[Begin Data lines]

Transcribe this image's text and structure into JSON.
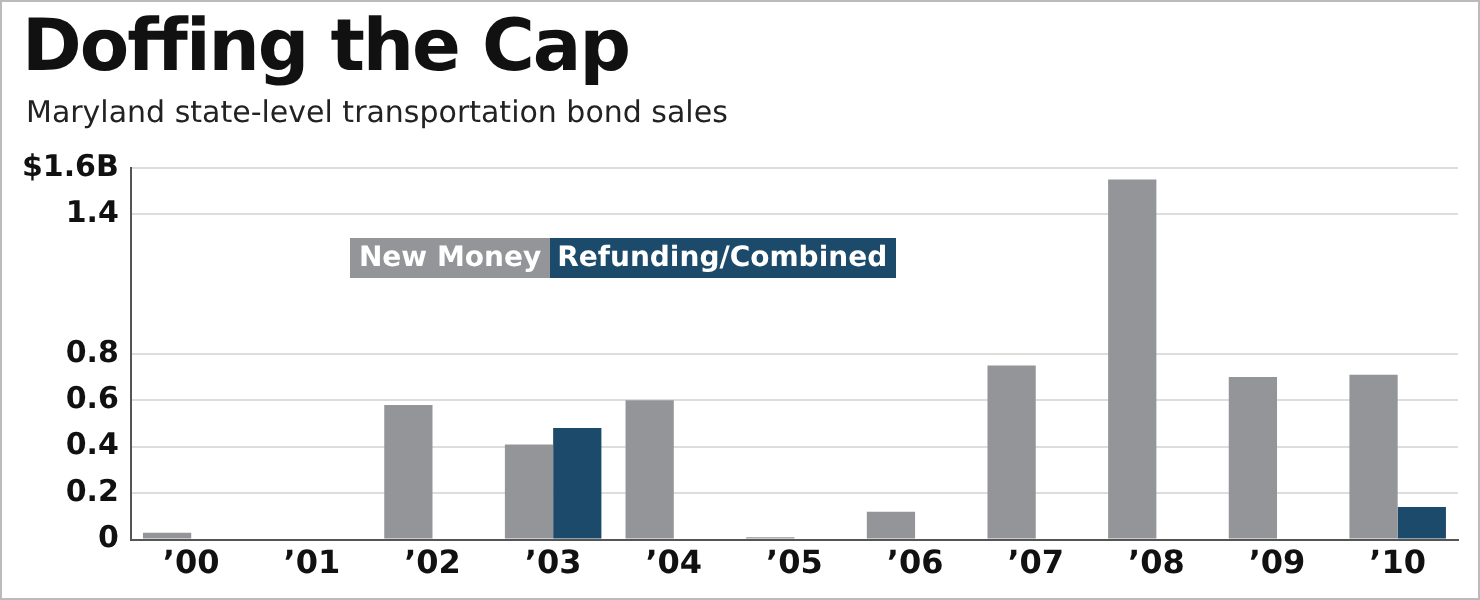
{
  "chart_data": {
    "type": "bar",
    "title": "Doffing the Cap",
    "subtitle": "Maryland state-level transportation bond sales",
    "categories": [
      "’00",
      "’01",
      "’02",
      "’03",
      "’04",
      "’05",
      "’06",
      "’07",
      "’08",
      "’09",
      "’10"
    ],
    "series": [
      {
        "name": "New Money",
        "color": "#939598",
        "values": [
          0.03,
          null,
          0.58,
          0.41,
          0.6,
          0.01,
          0.12,
          0.75,
          1.55,
          0.7,
          0.71
        ]
      },
      {
        "name": "Refunding/Combined",
        "color": "#1b4a6b",
        "values": [
          null,
          null,
          null,
          0.48,
          null,
          null,
          null,
          null,
          null,
          null,
          0.14
        ]
      }
    ],
    "ylim": [
      0,
      1.6
    ],
    "yticks": [
      0,
      0.2,
      0.4,
      0.6,
      0.8,
      1.4,
      {
        "value": 1.6,
        "label": "$1.6B"
      }
    ],
    "grid": "y",
    "legend": "top left"
  }
}
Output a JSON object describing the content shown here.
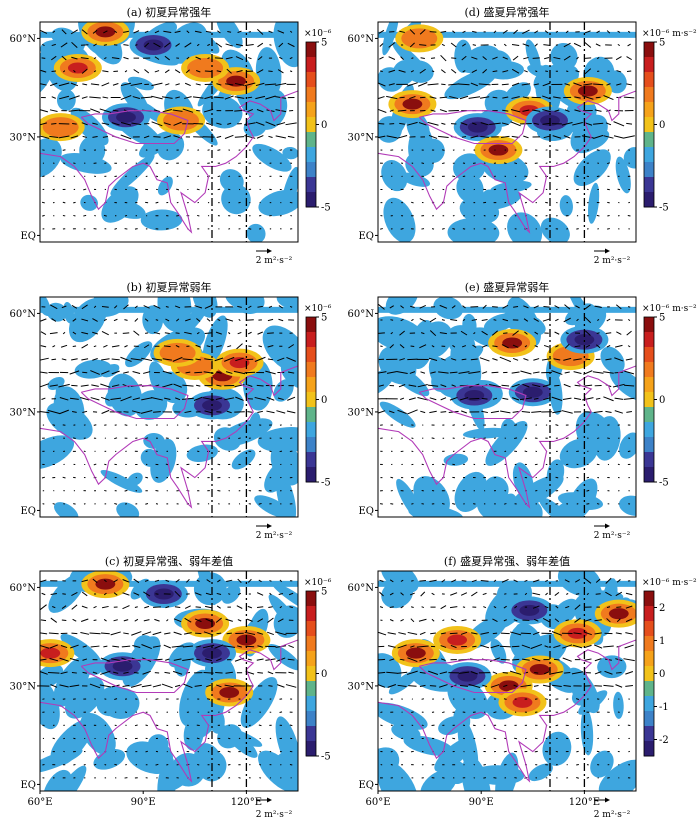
{
  "figure": {
    "x_ticks": [
      "60°E",
      "90°E",
      "120°E"
    ],
    "y_ticks": [
      "60°N",
      "30°N",
      "EQ"
    ],
    "reference_vector": "2 m²·s⁻²",
    "colors": {
      "coast": "#b23bb8",
      "light_blue": "#3ea6df",
      "dark_navy": "#2b1d6e",
      "yellow": "#f2c21a",
      "orange": "#f07a1e",
      "red": "#c81e1e",
      "dark_red": "#8a0e0e"
    }
  },
  "chart_data": [
    {
      "type": "heatmap",
      "title": "(a) 初夏异常强年",
      "colorbar": {
        "unit": "×10⁻⁶",
        "ticks": [
          5,
          0,
          -5
        ],
        "range": [
          -5,
          5
        ]
      },
      "blobs": [
        {
          "lon": 79,
          "lat": 62,
          "value": 5
        },
        {
          "lon": 93,
          "lat": 58,
          "value": -5
        },
        {
          "lon": 117,
          "lat": 47,
          "value": 5
        },
        {
          "lon": 108,
          "lat": 51,
          "value": 3
        },
        {
          "lon": 85,
          "lat": 36,
          "value": -5
        },
        {
          "lon": 66,
          "lat": 33,
          "value": 3
        },
        {
          "lon": 101,
          "lat": 35,
          "value": 3
        },
        {
          "lon": 71,
          "lat": 51,
          "value": 4
        }
      ]
    },
    {
      "type": "heatmap",
      "title": "(d) 盛夏异常强年",
      "colorbar": {
        "unit": "×10⁻⁶ m·s⁻²",
        "ticks": [
          5,
          0,
          -5
        ],
        "range": [
          -5,
          5
        ]
      },
      "blobs": [
        {
          "lon": 70,
          "lat": 40,
          "value": 5
        },
        {
          "lon": 89,
          "lat": 33,
          "value": -5
        },
        {
          "lon": 104,
          "lat": 38,
          "value": 4
        },
        {
          "lon": 121,
          "lat": 44,
          "value": 5
        },
        {
          "lon": 110,
          "lat": 35,
          "value": -5
        },
        {
          "lon": 95,
          "lat": 26,
          "value": 5
        },
        {
          "lon": 72,
          "lat": 60,
          "value": 3
        }
      ]
    },
    {
      "type": "heatmap",
      "title": "(b) 初夏异常弱年",
      "colorbar": {
        "unit": "×10⁻⁶",
        "ticks": [
          5,
          0,
          -5
        ],
        "range": [
          -5,
          5
        ]
      },
      "blobs": [
        {
          "lon": 113,
          "lat": 41,
          "value": 5
        },
        {
          "lon": 118,
          "lat": 45,
          "value": 4
        },
        {
          "lon": 105,
          "lat": 44,
          "value": 3
        },
        {
          "lon": 110,
          "lat": 32,
          "value": -5
        },
        {
          "lon": 100,
          "lat": 48,
          "value": 3
        }
      ]
    },
    {
      "type": "heatmap",
      "title": "(e) 盛夏异常弱年",
      "colorbar": {
        "unit": "×10⁻⁶ m·s⁻²",
        "ticks": [
          5,
          0,
          -5
        ],
        "range": [
          -5,
          5
        ]
      },
      "blobs": [
        {
          "lon": 99,
          "lat": 51,
          "value": 5
        },
        {
          "lon": 116,
          "lat": 47,
          "value": 3
        },
        {
          "lon": 88,
          "lat": 35,
          "value": -5
        },
        {
          "lon": 120,
          "lat": 52,
          "value": -5
        },
        {
          "lon": 105,
          "lat": 36,
          "value": -5
        }
      ]
    },
    {
      "type": "heatmap",
      "title": "(c) 初夏异常强、弱年差值",
      "colorbar": {
        "unit": "×10⁻⁶",
        "ticks": [
          5,
          0,
          -5
        ],
        "range": [
          -5,
          5
        ]
      },
      "blobs": [
        {
          "lon": 79,
          "lat": 61,
          "value": 5
        },
        {
          "lon": 96,
          "lat": 58,
          "value": -5
        },
        {
          "lon": 108,
          "lat": 49,
          "value": 5
        },
        {
          "lon": 120,
          "lat": 44,
          "value": 5
        },
        {
          "lon": 84,
          "lat": 36,
          "value": -5
        },
        {
          "lon": 115,
          "lat": 28,
          "value": 5
        },
        {
          "lon": 110,
          "lat": 40,
          "value": -5
        },
        {
          "lon": 63,
          "lat": 40,
          "value": 4
        }
      ]
    },
    {
      "type": "heatmap",
      "title": "(f) 盛夏异常强、弱年差值",
      "colorbar": {
        "unit": "×10⁻⁶ m·s⁻²",
        "ticks": [
          2,
          1,
          0,
          -1,
          -2
        ],
        "range": [
          -2.5,
          2.5
        ]
      },
      "blobs": [
        {
          "lon": 71,
          "lat": 40,
          "value": 2.5
        },
        {
          "lon": 83,
          "lat": 44,
          "value": 2
        },
        {
          "lon": 130,
          "lat": 52,
          "value": 2.5
        },
        {
          "lon": 118,
          "lat": 46,
          "value": 2
        },
        {
          "lon": 107,
          "lat": 35,
          "value": 2.5
        },
        {
          "lon": 98,
          "lat": 30,
          "value": 2.5
        },
        {
          "lon": 102,
          "lat": 25,
          "value": 2
        },
        {
          "lon": 86,
          "lat": 33,
          "value": -2.5
        },
        {
          "lon": 104,
          "lat": 53,
          "value": -2.5
        }
      ]
    }
  ]
}
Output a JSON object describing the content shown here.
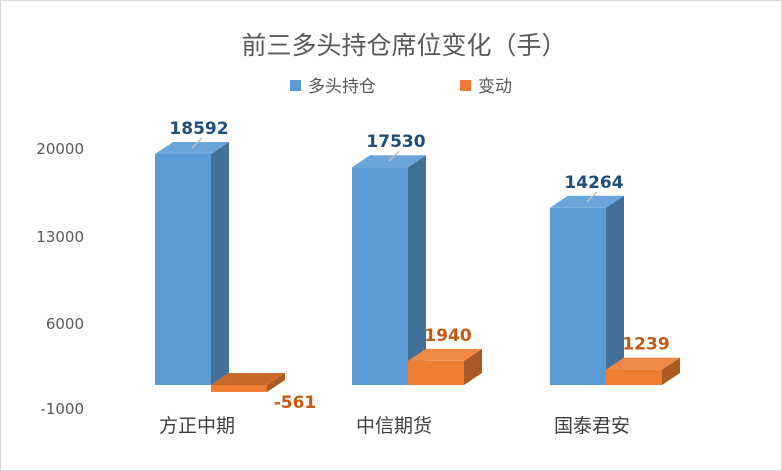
{
  "chart_data": {
    "type": "bar",
    "title": "前三多头持仓席位变化（手）",
    "categories": [
      "方正中期",
      "中信期货",
      "国泰君安"
    ],
    "series": [
      {
        "name": "多头持仓",
        "values": [
          18592,
          17530,
          14264
        ],
        "color": "#5b9bd5",
        "label_color": "#1f4e79"
      },
      {
        "name": "变动",
        "values": [
          -561,
          1940,
          1239
        ],
        "color": "#ed7d31",
        "label_color": "#c55a11"
      }
    ],
    "y_ticks": [
      "20000",
      "13000",
      "6000",
      "-1000"
    ],
    "ylim": [
      -1000,
      20000
    ],
    "legend_position": "top",
    "grid": false,
    "style": "3d-column"
  }
}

[End Data lines]

[Your task] From start to finish, output the listing exactly, but omit its pictures.

[Correct response]
Transcribe this image's text and structure into JSON.
{
  "chart_data": {
    "type": "bar",
    "title": "Doffing the Cap",
    "subtitle": "Maryland state-level transportation bond sales",
    "categories": [
      "’00",
      "’01",
      "’02",
      "’03",
      "’04",
      "’05",
      "’06",
      "’07",
      "’08",
      "’09",
      "’10"
    ],
    "series": [
      {
        "name": "New Money",
        "color": "#939598",
        "values": [
          0.03,
          null,
          0.58,
          0.41,
          0.6,
          0.01,
          0.12,
          0.75,
          1.55,
          0.7,
          0.71
        ]
      },
      {
        "name": "Refunding/Combined",
        "color": "#1b4a6b",
        "values": [
          null,
          null,
          null,
          0.48,
          null,
          null,
          null,
          null,
          null,
          null,
          0.14
        ]
      }
    ],
    "ylim": [
      0,
      1.6
    ],
    "yticks": [
      0,
      0.2,
      0.4,
      0.6,
      0.8,
      1.4,
      {
        "value": 1.6,
        "label": "$1.6B"
      }
    ],
    "grid": "y",
    "legend": "top left"
  }
}
Output a JSON object describing the content shown here.
{
  "figure": {
    "x_ticks": [
      "60°E",
      "90°E",
      "120°E"
    ],
    "y_ticks": [
      "60°N",
      "30°N",
      "EQ"
    ],
    "reference_vector": "2 m²·s⁻²",
    "colors": {
      "coast": "#b23bb8",
      "light_blue": "#3ea6df",
      "dark_navy": "#2b1d6e",
      "yellow": "#f2c21a",
      "orange": "#f07a1e",
      "red": "#c81e1e",
      "dark_red": "#8a0e0e"
    }
  },
  "chart_data": [
    {
      "type": "heatmap",
      "title": "(a) 初夏异常强年",
      "colorbar": {
        "unit": "×10⁻⁶",
        "ticks": [
          5,
          0,
          -5
        ],
        "range": [
          -5,
          5
        ]
      },
      "blobs": [
        {
          "lon": 79,
          "lat": 62,
          "value": 5
        },
        {
          "lon": 93,
          "lat": 58,
          "value": -5
        },
        {
          "lon": 117,
          "lat": 47,
          "value": 5
        },
        {
          "lon": 108,
          "lat": 51,
          "value": 3
        },
        {
          "lon": 85,
          "lat": 36,
          "value": -5
        },
        {
          "lon": 66,
          "lat": 33,
          "value": 3
        },
        {
          "lon": 101,
          "lat": 35,
          "value": 3
        },
        {
          "lon": 71,
          "lat": 51,
          "value": 4
        }
      ]
    },
    {
      "type": "heatmap",
      "title": "(d) 盛夏异常强年",
      "colorbar": {
        "unit": "×10⁻⁶ m·s⁻²",
        "ticks": [
          5,
          0,
          -5
        ],
        "range": [
          -5,
          5
        ]
      },
      "blobs": [
        {
          "lon": 70,
          "lat": 40,
          "value": 5
        },
        {
          "lon": 89,
          "lat": 33,
          "value": -5
        },
        {
          "lon": 104,
          "lat": 38,
          "value": 4
        },
        {
          "lon": 121,
          "lat": 44,
          "value": 5
        },
        {
          "lon": 110,
          "lat": 35,
          "value": -5
        },
        {
          "lon": 95,
          "lat": 26,
          "value": 5
        },
        {
          "lon": 72,
          "lat": 60,
          "value": 3
        }
      ]
    },
    {
      "type": "heatmap",
      "title": "(b) 初夏异常弱年",
      "colorbar": {
        "unit": "×10⁻⁶",
        "ticks": [
          5,
          0,
          -5
        ],
        "range": [
          -5,
          5
        ]
      },
      "blobs": [
        {
          "lon": 113,
          "lat": 41,
          "value": 5
        },
        {
          "lon": 118,
          "lat": 45,
          "value": 4
        },
        {
          "lon": 105,
          "lat": 44,
          "value": 3
        },
        {
          "lon": 110,
          "lat": 32,
          "value": -5
        },
        {
          "lon": 100,
          "lat": 48,
          "value": 3
        }
      ]
    },
    {
      "type": "heatmap",
      "title": "(e) 盛夏异常弱年",
      "colorbar": {
        "unit": "×10⁻⁶ m·s⁻²",
        "ticks": [
          5,
          0,
          -5
        ],
        "range": [
          -5,
          5
        ]
      },
      "blobs": [
        {
          "lon": 99,
          "lat": 51,
          "value": 5
        },
        {
          "lon": 116,
          "lat": 47,
          "value": 3
        },
        {
          "lon": 88,
          "lat": 35,
          "value": -5
        },
        {
          "lon": 120,
          "lat": 52,
          "value": -5
        },
        {
          "lon": 105,
          "lat": 36,
          "value": -5
        }
      ]
    },
    {
      "type": "heatmap",
      "title": "(c) 初夏异常强、弱年差值",
      "colorbar": {
        "unit": "×10⁻⁶",
        "ticks": [
          5,
          0,
          -5
        ],
        "range": [
          -5,
          5
        ]
      },
      "blobs": [
        {
          "lon": 79,
          "lat": 61,
          "value": 5
        },
        {
          "lon": 96,
          "lat": 58,
          "value": -5
        },
        {
          "lon": 108,
          "lat": 49,
          "value": 5
        },
        {
          "lon": 120,
          "lat": 44,
          "value": 5
        },
        {
          "lon": 84,
          "lat": 36,
          "value": -5
        },
        {
          "lon": 115,
          "lat": 28,
          "value": 5
        },
        {
          "lon": 110,
          "lat": 40,
          "value": -5
        },
        {
          "lon": 63,
          "lat": 40,
          "value": 4
        }
      ]
    },
    {
      "type": "heatmap",
      "title": "(f) 盛夏异常强、弱年差值",
      "colorbar": {
        "unit": "×10⁻⁶ m·s⁻²",
        "ticks": [
          2,
          1,
          0,
          -1,
          -2
        ],
        "range": [
          -2.5,
          2.5
        ]
      },
      "blobs": [
        {
          "lon": 71,
          "lat": 40,
          "value": 2.5
        },
        {
          "lon": 83,
          "lat": 44,
          "value": 2
        },
        {
          "lon": 130,
          "lat": 52,
          "value": 2.5
        },
        {
          "lon": 118,
          "lat": 46,
          "value": 2
        },
        {
          "lon": 107,
          "lat": 35,
          "value": 2.5
        },
        {
          "lon": 98,
          "lat": 30,
          "value": 2.5
        },
        {
          "lon": 102,
          "lat": 25,
          "value": 2
        },
        {
          "lon": 86,
          "lat": 33,
          "value": -2.5
        },
        {
          "lon": 104,
          "lat": 53,
          "value": -2.5
        }
      ]
    }
  ]
}
Output a JSON object describing the content shown here.
{
  "chart_data": {
    "type": "bar",
    "title": "前三多头持仓席位变化（手）",
    "categories": [
      "方正中期",
      "中信期货",
      "国泰君安"
    ],
    "series": [
      {
        "name": "多头持仓",
        "values": [
          18592,
          17530,
          14264
        ],
        "color": "#5b9bd5",
        "label_color": "#1f4e79"
      },
      {
        "name": "变动",
        "values": [
          -561,
          1940,
          1239
        ],
        "color": "#ed7d31",
        "label_color": "#c55a11"
      }
    ],
    "y_ticks": [
      "20000",
      "13000",
      "6000",
      "-1000"
    ],
    "ylim": [
      -1000,
      20000
    ],
    "legend_position": "top",
    "grid": false,
    "style": "3d-column"
  }
}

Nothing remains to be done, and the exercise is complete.